State the number of lines, and only that number, in which the word "plain" appears.
======== Records shown ========
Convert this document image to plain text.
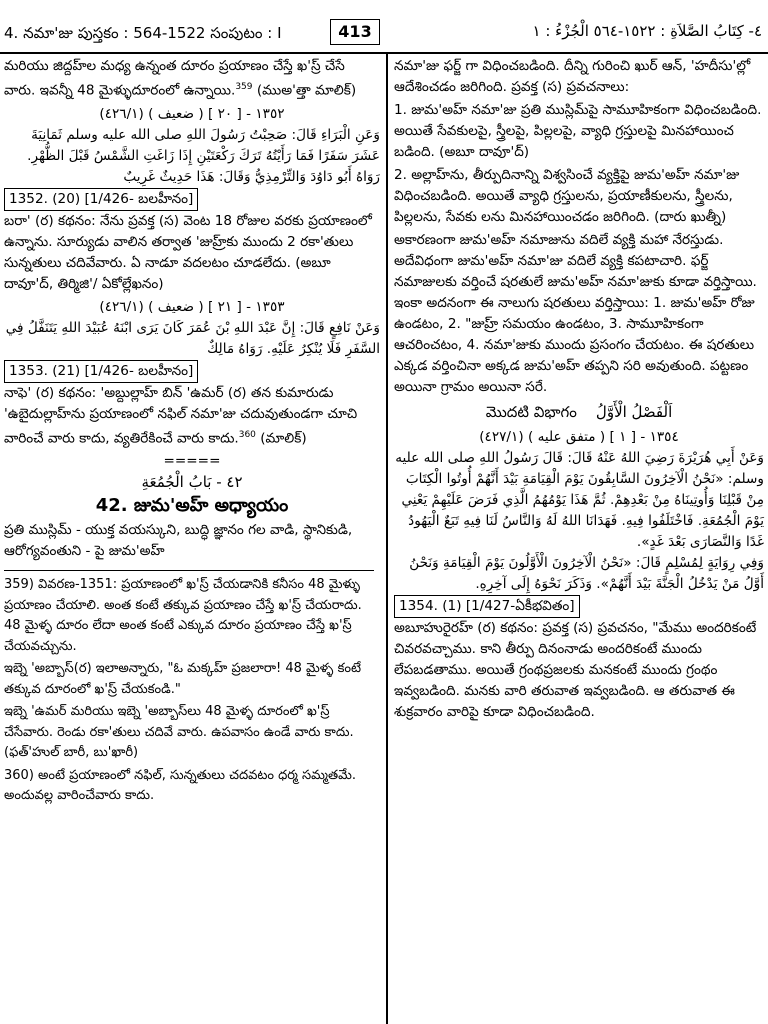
4. నమా'జు పుస్తకం : 564-1522 సంపుటం : I	413	٤- كِتَابُ الصَّلاَةِ : ١٥٢٢-٥٦٤ الْجُزْءُ : ١

మరియు జిద్దహ్‌ల మధ్య ఉన్నంత దూరం ప్రయాణం చేస్తే ఖ'స్ర్ చేసే వారు. ఇవన్నీ 48 మైళ్ళుదూరంలో ఉన్నాయి.$^{359}$ (ముఅ'త్తా మాలిక్)

١٣٥٢ - [ ٢٠ ] ( ضعيف ) (٤٢٦/١)
وَعَنِ الْبَرَاءِ قَالَ: صَحِبْتُ رَسُولَ اللهِ صلى الله عليه وسلم ثَمَانِيَةَ عَشَرَ سَفَرًا فَمَا رَأَيْتُهُ تَرَكَ رَكْعَتَيْنِ إِذَا زَاغَتِ الشَّمْسُ قَبْلَ الظُّهْرِ. رَوَاهُ أَبُو دَاوُدَ وَالتِّرْمِذِيُّ وَقَالَ: هَذَا حَدِيثٌ غَرِيبٌ
1352. (20) [1/426- బలహీనం]

బరా' (ర) కథనం: నేను ప్రవక్త (స) వెంట 18 రోజుల వరకు ప్రయాణంలో ఉన్నాను. సూర్యుడు వాలిన తర్వాత 'జుహ్ర్‌కు ముందు 2 రకా'తులు సున్నతులు చదివేవారు. ఏ నాడూ వదలటం చూడలేదు. (అబూ దావూ'ద్, తిర్మిజి'/ ఏకోల్లేఖనం)

١٣٥٣ - [ ٢١ ] ( ضعيف ) (٤٢٦/١)
وَعَنْ نَافِعٍ قَالَ: إِنَّ عَبْدَ اللهِ بْنَ عُمَرَ كَانَ يَرَى ابْنَهُ عُبَيْدَ اللهِ يَتَنَفَّلُ فِي السَّفَرِ فَلَا يُنْكِرُ عَلَيْهِ. رَوَاهُ مَالِكٌ
1353. (21) [1/426- బలహీనం]

నాఫె' (ర) కథనం: 'అబ్దుల్లాహ్ బిన్ 'ఉమర్ (ర) తన కుమారుడు 'ఉబైదుల్లాహ్‌ను ప్రయాణంలో నఫిల్ నమా'జు చదువుతుండగా చూచి వారించే వారు కాదు, వ్యతిరేకించే వారు కాదు.$^{360}$ (మాలిక్)

=====
٤٢ - بَابُ الْجُمُعَةِ
42. జుమ'అహ్ అధ్యాయం

ప్రతి ముస్లిమ్ - యుక్త వయస్కుని, బుద్ధి జ్ఞానం గల వాడి, స్థానికుడి, ఆరోగ్యవంతుని - పై జుమ'అహ్

359) వివరణ-1351: ప్రయాణంలో ఖ'స్ర్ చేయడానికి కనీసం 48 మైళ్ళు ప్రయాణం చేయాలి. అంత కంటే తక్కువ ప్రయాణం చేస్తే ఖ'స్ర్ చేయరాదు. 48 మైళ్ళ దూరం లేదా అంత కంటే ఎక్కువ దూరం ప్రయాణం చేస్తే ఖ'స్ర్ చేయవచ్చును.

ఇబ్నె 'అబ్బాస్(ర) ఇలాఅన్నారు, "ఓ మక్కహ్ ప్రజలారా! 48 మైళ్ళ కంటే తక్కువ దూరంలో ఖ'స్ర్ చేయకండి."

ఇబ్నె 'ఉమర్ మరియు ఇబ్నె 'అబ్బాస్‌లు 48 మైళ్ళ దూరంలో ఖ'స్ర్ చేసేవారు. రెండు రకా'తులు చదివే వారు. ఉపవాసం ఉండే వారు కాదు. (ఫత్'హుల్ బారీ, బు'ఖారీ)

360) అంటే ప్రయాణంలో నఫిల్, సున్నతులు చదవటం ధర్మ సమ్మతమే. అందువల్ల వారించేవారు కాదు.

నమా'జు ఫర్జ్ గా విధించబడింది. దీన్ని గురించి ఖుర్ ఆన్, 'హదీసు'ల్లో ఆదేశించడం జరిగింది. ప్రవక్త (స) ప్రవచనాలు:

1. జుమ'అహ్ నమా'జు ప్రతి ముస్లిమ్‌పై సామూహికంగా విధించబడింది. అయితే సేవకులపై, స్త్రీలపై, పిల్లలపై, వ్యాధి గ్రస్తులపై మినహాయించ బడింది. (అబూ దావూ'ద్)

2. అల్లాహ్‌ను, తీర్పుదినాన్ని విశ్వసించే వ్యక్తిపై జుమ'అహ్ నమా'జు విధించబడింది. అయితే వ్యాధి గ్రస్తులను, ప్రయాణీకులను, స్త్రీలను, పిల్లలను, సేవకు లను మినహాయించడం జరిగింది. (దారు ఖుత్నీ)

అకారణంగా జుమ'అహ్ నమాజును వదిలే వ్యక్తి మహా నేరస్తుడు. అదేవిధంగా జుమ'అహ్ నమా'జు వదిలే వ్యక్తి కపటాచారి. ఫర్జ్ నమాజులకు వర్తించే షరతులే జుమ'అహ్ నమా'జుకు కూడా వర్తిస్తాయి. ఇంకా అదనంగా ఈ నాలుగు షరతులు వర్తిస్తాయి: 1. జుమ'అహ్ రోజు ఉండటం, 2. "జుహ్ర్ సమయం ఉండటం, 3. సామూహికంగా ఆచరించటం, 4. నమా'జుకు ముందు ప్రసంగం చేయటం. ఈ షరతులు ఎక్కడ వర్తించినా అక్కడ జుమ'అహ్ తప్పని సరి అవుతుంది. పట్టణం అయినా గ్రామం అయినా సరే.

మొదటి విభాగం اَلْفَصْلُ الْأَوَّلُ
١٣٥٤ - [ ١ ] ( متفق عليه ) (٤٢٧/١)
وَعَنْ أَبِي هُرَيْرَةَ رَضِيَ اللهُ عَنْهُ قَالَ: قَالَ رَسُولُ اللهِ صلى الله عليه وسلم: «نَحْنُ الْآخِرُونَ السَّابِقُونَ يَوْمَ الْقِيَامَةِ بَيْدَ أَنَّهُمْ أُوتُوا الْكِتَابَ مِنْ قَبْلِنَا وَأُوتِينَاهُ مِنْ بَعْدِهِمْ. ثُمَّ هَذَا يَوْمُهُمُ الَّذِي فَرَضَ عَلَيْهِمْ يَعْنِي يَوْمَ الْجُمُعَةِ. فَاخْتَلَفُوا فِيهِ. فَهَدَانَا اللهُ لَهُ وَالنَّاسُ لَنَا فِيهِ تَبَعٌ الْيَهُودُ غَدًا وَالنَّصَارَى بَعْدَ غَدٍ».
وَفِي رِوَايَةٍ لِمُسْلِمٍ قَالَ: «نَحْنُ الْآخِرُونَ الْأَوَّلُونَ يَوْمَ الْقِيَامَةِ وَنَحْنُ أَوَّلُ مَنْ يَدْخُلُ الْجَنَّةَ بَيْدَ أَنَّهُمْ». وَذَكَرَ نَحْوَهُ إِلَى آخِرِهِ.
1354. (1) [1/427-ఏకీభవితం]

అబూహురైరహ్ (ర) కథనం: ప్రవక్త (స) ప్రవచనం, "మేము అందరికంటే చివరవచ్చాము. కాని తీర్పు దినంనాడు అందరికంటే ముందు లేపబడతాము. అయితే గ్రంథప్రజలకు మనకంటే ముందు గ్రంథం ఇవ్వబడింది. మనకు వారి తరువాత ఇవ్వబడింది. ఆ తరువాత ఈ శుక్రవారం వారిపై కూడా విధించబడింది.
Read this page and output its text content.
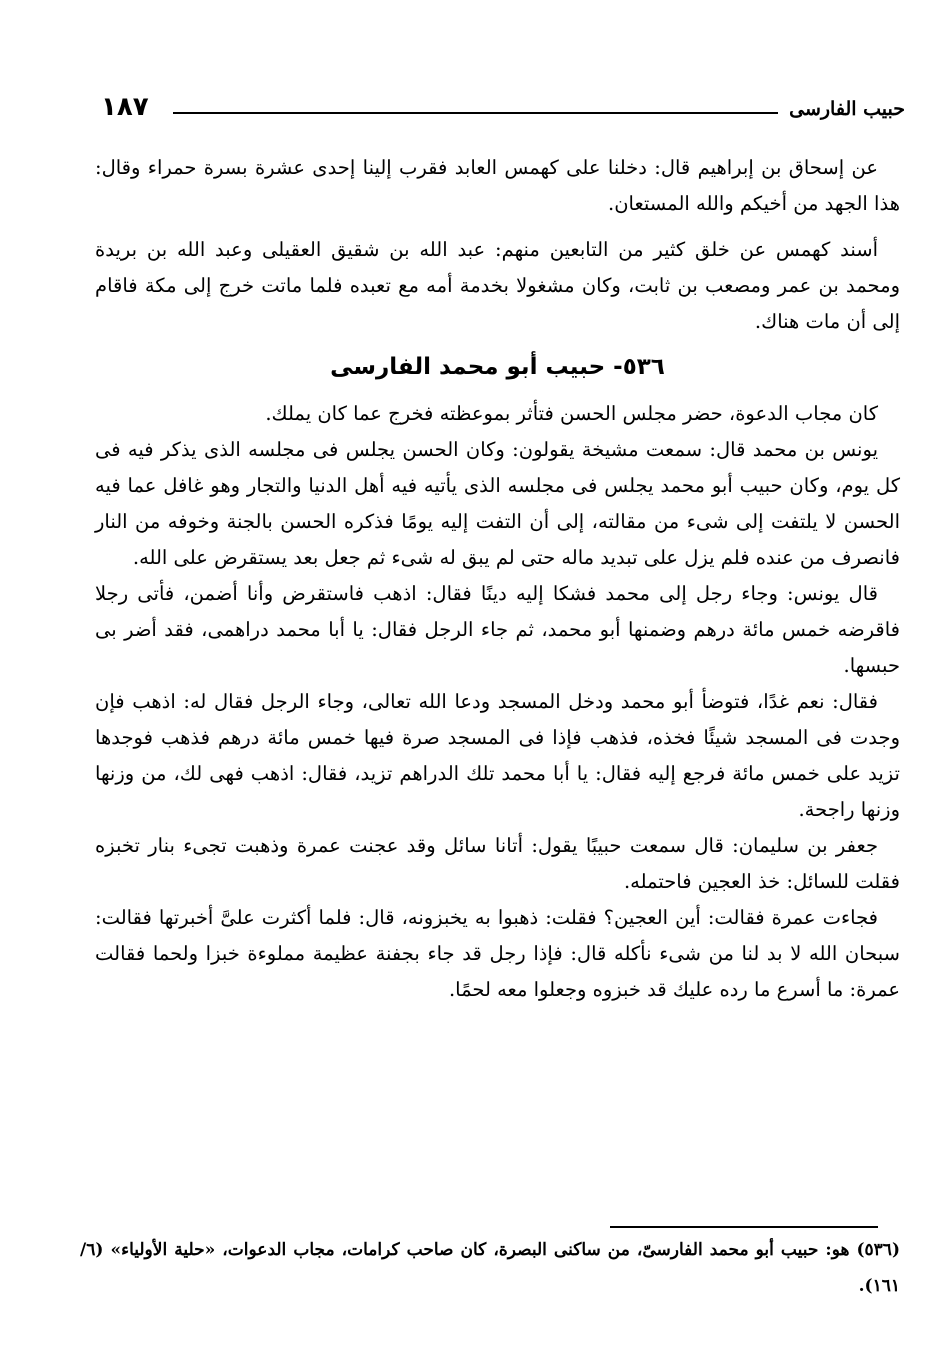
١٨٧	حبيب الفارسى

عن إسحاق بن إبراهيم قال: دخلنا على كهمس العابد فقرب إلينا إحدى عشرة بسرة حمراء وقال: هذا الجهد من أخيكم والله المستعان.

أسند كهمس عن خلق كثير من التابعين منهم: عبد الله بن شقيق العقيلى وعبد الله بن بريدة ومحمد بن عمر ومصعب بن ثابت، وكان مشغولا بخدمة أمه مع تعبده فلما ماتت خرج إلى مكة فاقام إلى أن مات هناك.

٥٣٦- حبيب أبو محمد الفارسى

كان مجاب الدعوة، حضر مجلس الحسن فتأثر بموعظته فخرج عما كان يملك.

يونس بن محمد قال: سمعت مشيخة يقولون: وكان الحسن يجلس فى مجلسه الذى يذكر فيه فى كل يوم، وكان حبيب أبو محمد يجلس فى مجلسه الذى يأتيه فيه أهل الدنيا والتجار وهو غافل عما فيه الحسن لا يلتفت إلى شىء من مقالته، إلى أن التفت إليه يومًا فذكره الحسن بالجنة وخوفه من النار فانصرف من عنده فلم يزل على تبديد ماله حتى لم يبق له شىء ثم جعل بعد يستقرض على الله.

قال يونس: وجاء رجل إلى محمد فشكا إليه دينًا فقال: اذهب فاستقرض وأنا أضمن، فأتى رجلا فاقرضه خمس مائة درهم وضمنها أبو محمد، ثم جاء الرجل فقال: يا أبا محمد دراهمى، فقد أضر بى حبسها.

فقال: نعم غدًا، فتوضأ أبو محمد ودخل المسجد ودعا الله تعالى، وجاء الرجل فقال له: اذهب فإن وجدت فى المسجد شيئًا فخذه، فذهب فإذا فى المسجد صرة فيها خمس مائة درهم فذهب فوجدها تزيد على خمس مائة فرجع إليه فقال: يا أبا محمد تلك الدراهم تزيد، فقال: اذهب فهى لك، من وزنها وزنها راجحة.

جعفر بن سليمان: قال سمعت حبيبًا يقول: أتانا سائل وقد عجنت عمرة وذهبت تجىء بنار تخبزه فقلت للسائل: خذ العجين فاحتمله.

فجاءت عمرة فقالت: أين العجين؟ فقلت: ذهبوا به يخبزونه، قال: فلما أكثرت علىَّ أخبرتها فقالت: سبحان الله لا بد لنا من شىء نأكله قال: فإذا رجل قد جاء بجفنة عظيمة مملوءة خبزا ولحما فقالت عمرة: ما أسرع ما رده عليك قد خبزوه وجعلوا معه لحمًا.

(٥٣٦) هو: حبيب أبو محمد الفارسىّ، من ساكنى البصرة، كان صاحب كرامات، مجاب الدعوات، «حلية الأولياء» (٦/ ١٦١).
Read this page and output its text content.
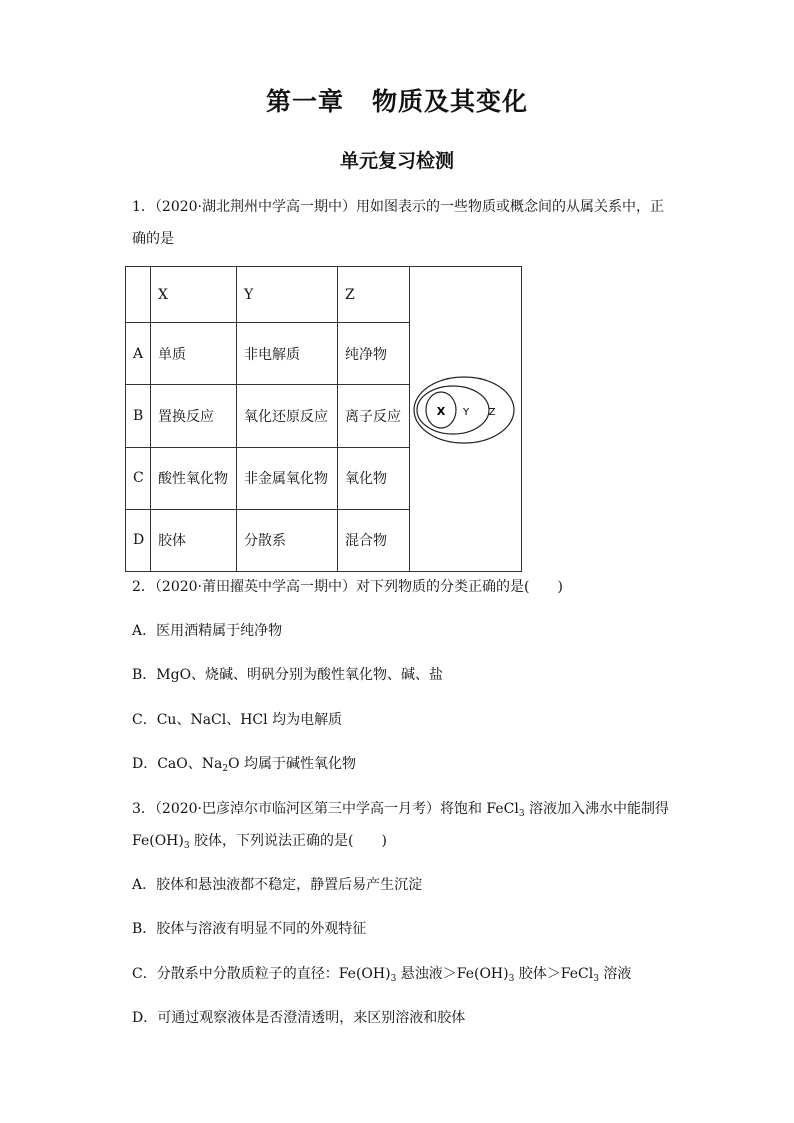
第一章 物质及其变化
单元复习检测
1．（2020·湖北荆州中学高一期中）用如图表示的一些物质或概念间的从属关系中，正
确的是
	X	Y	Z	X Y Z

A	单质	非电解质	纯净物	
B	置换反应	氧化还原反应	离子反应	
C	酸性氧化物	非金属氧化物	氧化物	
D	胶体	分散系	混合物	
2．（2020·莆田擢英中学高一期中）对下列物质的分类正确的是(　　)
A．医用酒精属于纯净物
B．MgO、烧碱、明矾分别为酸性氧化物、碱、盐
C．Cu、NaCl、HCl 均为电解质
D．CaO、$Na_2O$ 均属于碱性氧化物
3．（2020·巴彦淖尔市临河区第三中学高一月考）将饱和 FeCl$_3$ 溶液加入沸水中能制得
$Fe(OH)_3$ 胶体，下列说法正确的是(　　)
A．胶体和悬浊液都不稳定，静置后易产生沉淀
B．胶体与溶液有明显不同的外观特征
C．分散系中分散质粒子的直径：$Fe(OH)_3$ 悬浊液$>Fe(OH)_3$ 胶体＞FeCl$_3$ 溶液
D．可通过观察液体是否澄清透明，来区别溶液和胶体
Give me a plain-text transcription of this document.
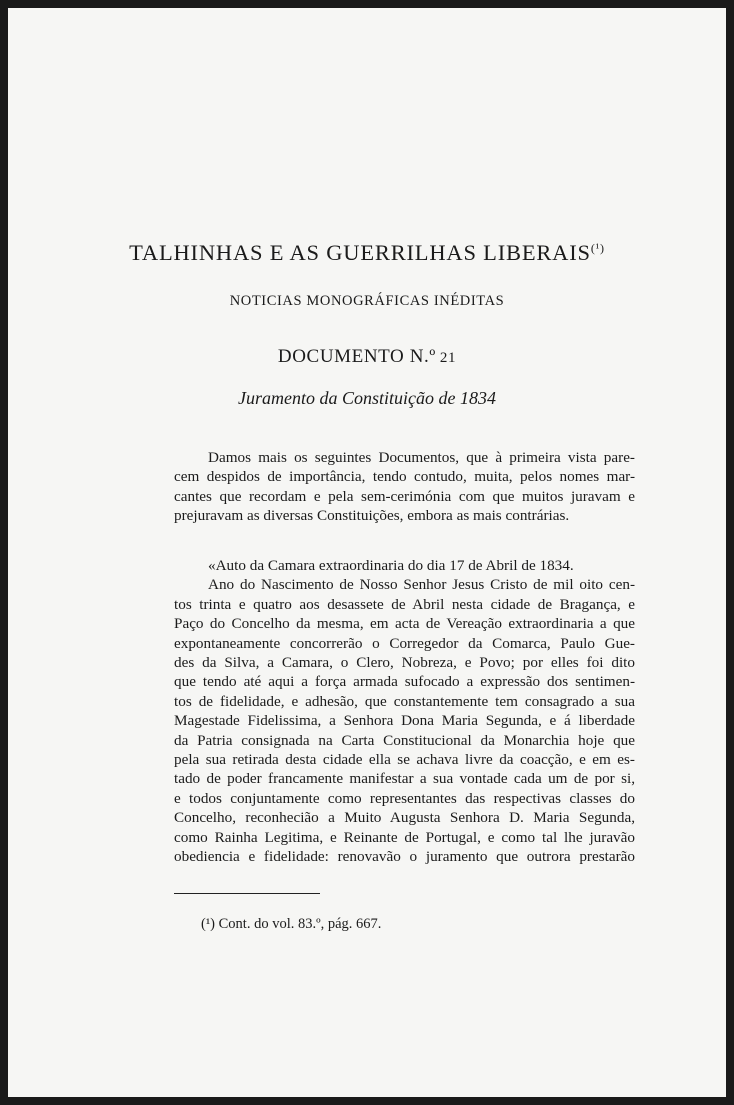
TALHINHAS E AS GUERRILHAS $LIBERAIS^{(^1)}$
NOTICIAS MONOGRÁFICAS INÉDITAS
DOCUMENTO N.º 21
Juramento da Constituição de 1834
Damos mais os seguintes Documentos, que à primeira vista pare-
cem despidos de importância, tendo contudo, muita, pelos nomes mar-
cantes que recordam e pela sem-cerimónia com que muitos juravam e
prejuravam as diversas Constituições, embora as mais contrárias.
«Auto da Camara extraordinaria do dia 17 de Abril de 1834.
Ano do Nascimento de Nosso Senhor Jesus Cristo de mil oito cen-
tos trinta e quatro aos desassete de Abril nesta cidade de Bragança, e
Paço do Concelho da mesma, em acta de Vereação extraordinaria a que
expontaneamente concorrerão o Corregedor da Comarca, Paulo Gue-
des da Silva, a Camara, o Clero, Nobreza, e Povo; por elles foi dito
que tendo até aqui a força armada sufocado a expressão dos sentimen-
tos de fidelidade, e adhesão, que constantemente tem consagrado a sua
Magestade Fidelissima, a Senhora Dona Maria Segunda, e á liberdade
da Patria consignada na Carta Constitucional da Monarchia hoje que
pela sua retirada desta cidade ella se achava livre da coacção, e em es-
tado de poder francamente manifestar a sua vontade cada um de por si,
e todos conjuntamente como representantes das respectivas classes do
Concelho, reconhecião a Muito Augusta Senhora D. Maria Segunda,
como Rainha Legitima, e Reinante de Portugal, e como tal lhe juravão
obediencia e fidelidade: renovavão o juramento que outrora prestarão
(¹) Cont. do vol. 83.º, pág. 667.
========
▶ Output of the task:
2